----- Information provided

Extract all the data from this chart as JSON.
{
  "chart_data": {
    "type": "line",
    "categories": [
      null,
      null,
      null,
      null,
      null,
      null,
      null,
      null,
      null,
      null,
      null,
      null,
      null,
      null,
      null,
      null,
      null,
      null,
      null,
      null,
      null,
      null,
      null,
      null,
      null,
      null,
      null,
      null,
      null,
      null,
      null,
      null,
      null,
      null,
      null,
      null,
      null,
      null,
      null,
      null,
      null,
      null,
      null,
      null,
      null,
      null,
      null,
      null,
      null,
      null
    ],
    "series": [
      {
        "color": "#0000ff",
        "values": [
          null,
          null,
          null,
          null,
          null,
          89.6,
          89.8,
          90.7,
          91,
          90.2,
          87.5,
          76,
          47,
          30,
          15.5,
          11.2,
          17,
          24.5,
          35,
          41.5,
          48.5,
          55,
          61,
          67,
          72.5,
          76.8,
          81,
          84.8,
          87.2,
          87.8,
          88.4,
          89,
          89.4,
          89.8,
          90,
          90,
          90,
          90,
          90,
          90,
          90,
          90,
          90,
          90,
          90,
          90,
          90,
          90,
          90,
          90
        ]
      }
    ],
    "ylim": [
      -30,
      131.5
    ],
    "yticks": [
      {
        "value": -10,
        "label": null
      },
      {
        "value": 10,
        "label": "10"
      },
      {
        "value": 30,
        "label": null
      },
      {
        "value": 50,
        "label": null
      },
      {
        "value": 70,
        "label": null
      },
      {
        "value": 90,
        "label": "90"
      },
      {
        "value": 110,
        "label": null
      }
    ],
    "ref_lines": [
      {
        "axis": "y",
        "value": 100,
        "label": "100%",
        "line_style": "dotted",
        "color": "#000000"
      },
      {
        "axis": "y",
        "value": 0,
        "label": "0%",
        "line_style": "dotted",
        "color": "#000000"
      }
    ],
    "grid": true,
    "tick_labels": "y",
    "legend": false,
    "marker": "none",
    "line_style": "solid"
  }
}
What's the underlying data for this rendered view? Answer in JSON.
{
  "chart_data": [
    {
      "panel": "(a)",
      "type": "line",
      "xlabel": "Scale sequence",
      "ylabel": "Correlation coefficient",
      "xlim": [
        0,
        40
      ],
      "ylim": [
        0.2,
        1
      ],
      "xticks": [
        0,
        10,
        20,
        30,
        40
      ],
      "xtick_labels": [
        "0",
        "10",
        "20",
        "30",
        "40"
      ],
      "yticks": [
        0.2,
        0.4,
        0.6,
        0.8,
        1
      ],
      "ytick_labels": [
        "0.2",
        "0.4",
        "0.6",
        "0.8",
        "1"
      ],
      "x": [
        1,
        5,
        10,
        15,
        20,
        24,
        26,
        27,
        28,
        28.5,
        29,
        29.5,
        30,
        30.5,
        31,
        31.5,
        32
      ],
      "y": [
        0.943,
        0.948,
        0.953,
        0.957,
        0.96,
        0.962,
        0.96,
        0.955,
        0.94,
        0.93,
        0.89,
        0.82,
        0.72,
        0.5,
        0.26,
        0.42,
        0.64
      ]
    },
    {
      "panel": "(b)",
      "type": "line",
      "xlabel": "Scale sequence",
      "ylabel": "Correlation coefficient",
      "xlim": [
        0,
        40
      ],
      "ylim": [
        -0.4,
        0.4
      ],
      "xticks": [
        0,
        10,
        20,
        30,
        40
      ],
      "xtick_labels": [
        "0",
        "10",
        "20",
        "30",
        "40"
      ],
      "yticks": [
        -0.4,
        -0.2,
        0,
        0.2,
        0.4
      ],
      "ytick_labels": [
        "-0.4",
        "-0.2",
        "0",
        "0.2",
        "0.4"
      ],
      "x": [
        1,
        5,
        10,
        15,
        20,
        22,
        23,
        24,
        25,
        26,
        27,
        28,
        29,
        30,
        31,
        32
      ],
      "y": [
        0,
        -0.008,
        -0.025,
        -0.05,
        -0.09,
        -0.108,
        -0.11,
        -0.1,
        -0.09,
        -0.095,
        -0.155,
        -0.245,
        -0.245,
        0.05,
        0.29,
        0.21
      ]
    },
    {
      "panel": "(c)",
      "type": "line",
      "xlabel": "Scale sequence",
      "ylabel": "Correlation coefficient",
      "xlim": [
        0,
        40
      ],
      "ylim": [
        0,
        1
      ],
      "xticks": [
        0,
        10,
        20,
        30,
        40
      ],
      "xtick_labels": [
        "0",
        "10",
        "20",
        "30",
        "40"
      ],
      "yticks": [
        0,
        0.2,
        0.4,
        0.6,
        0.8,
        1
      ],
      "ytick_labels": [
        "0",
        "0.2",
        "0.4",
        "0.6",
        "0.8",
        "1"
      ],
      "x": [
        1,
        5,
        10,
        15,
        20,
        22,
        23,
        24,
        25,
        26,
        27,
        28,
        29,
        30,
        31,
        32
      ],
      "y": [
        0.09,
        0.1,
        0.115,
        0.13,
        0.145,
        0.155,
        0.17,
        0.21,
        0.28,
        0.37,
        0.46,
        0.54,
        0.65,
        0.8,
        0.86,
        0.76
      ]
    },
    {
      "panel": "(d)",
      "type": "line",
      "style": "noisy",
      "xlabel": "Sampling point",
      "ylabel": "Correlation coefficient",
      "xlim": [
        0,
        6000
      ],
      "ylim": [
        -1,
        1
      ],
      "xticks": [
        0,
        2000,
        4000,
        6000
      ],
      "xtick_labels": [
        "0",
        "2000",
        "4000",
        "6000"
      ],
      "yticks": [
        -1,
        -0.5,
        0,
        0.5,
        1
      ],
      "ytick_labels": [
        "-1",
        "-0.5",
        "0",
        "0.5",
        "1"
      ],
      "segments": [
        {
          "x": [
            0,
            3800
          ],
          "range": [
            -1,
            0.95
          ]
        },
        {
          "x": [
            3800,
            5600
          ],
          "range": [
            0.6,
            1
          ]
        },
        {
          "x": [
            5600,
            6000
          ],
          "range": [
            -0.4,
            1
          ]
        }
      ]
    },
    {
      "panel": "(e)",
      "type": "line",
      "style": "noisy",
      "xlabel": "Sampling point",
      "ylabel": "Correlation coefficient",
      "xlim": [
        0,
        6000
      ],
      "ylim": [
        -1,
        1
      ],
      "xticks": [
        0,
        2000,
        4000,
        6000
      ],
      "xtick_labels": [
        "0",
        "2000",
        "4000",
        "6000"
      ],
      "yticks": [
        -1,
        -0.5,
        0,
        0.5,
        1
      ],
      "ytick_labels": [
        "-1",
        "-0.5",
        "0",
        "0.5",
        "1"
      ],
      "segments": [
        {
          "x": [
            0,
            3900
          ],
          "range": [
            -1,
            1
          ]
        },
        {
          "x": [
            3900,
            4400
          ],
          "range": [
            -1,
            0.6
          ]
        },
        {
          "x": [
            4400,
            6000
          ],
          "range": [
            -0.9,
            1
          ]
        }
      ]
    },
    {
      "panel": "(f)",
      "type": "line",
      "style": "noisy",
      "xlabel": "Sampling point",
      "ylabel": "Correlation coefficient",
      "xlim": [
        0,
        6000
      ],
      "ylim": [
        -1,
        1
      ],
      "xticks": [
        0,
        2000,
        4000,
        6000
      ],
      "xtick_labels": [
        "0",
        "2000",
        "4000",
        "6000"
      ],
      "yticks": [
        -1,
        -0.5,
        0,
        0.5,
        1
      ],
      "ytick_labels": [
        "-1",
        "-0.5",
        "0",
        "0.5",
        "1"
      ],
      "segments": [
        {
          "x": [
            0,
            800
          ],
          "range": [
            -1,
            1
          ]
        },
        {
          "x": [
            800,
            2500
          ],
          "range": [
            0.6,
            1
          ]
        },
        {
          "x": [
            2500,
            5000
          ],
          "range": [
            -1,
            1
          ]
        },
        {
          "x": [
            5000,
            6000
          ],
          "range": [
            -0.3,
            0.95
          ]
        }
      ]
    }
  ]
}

----------

Aim of the task
Identify the lines of the entries containing the string "this". Copy each such line.

Reply to the task
Extract all the data from this chart as JSON.
What's the underlying data for this rendered view? Answer in JSON.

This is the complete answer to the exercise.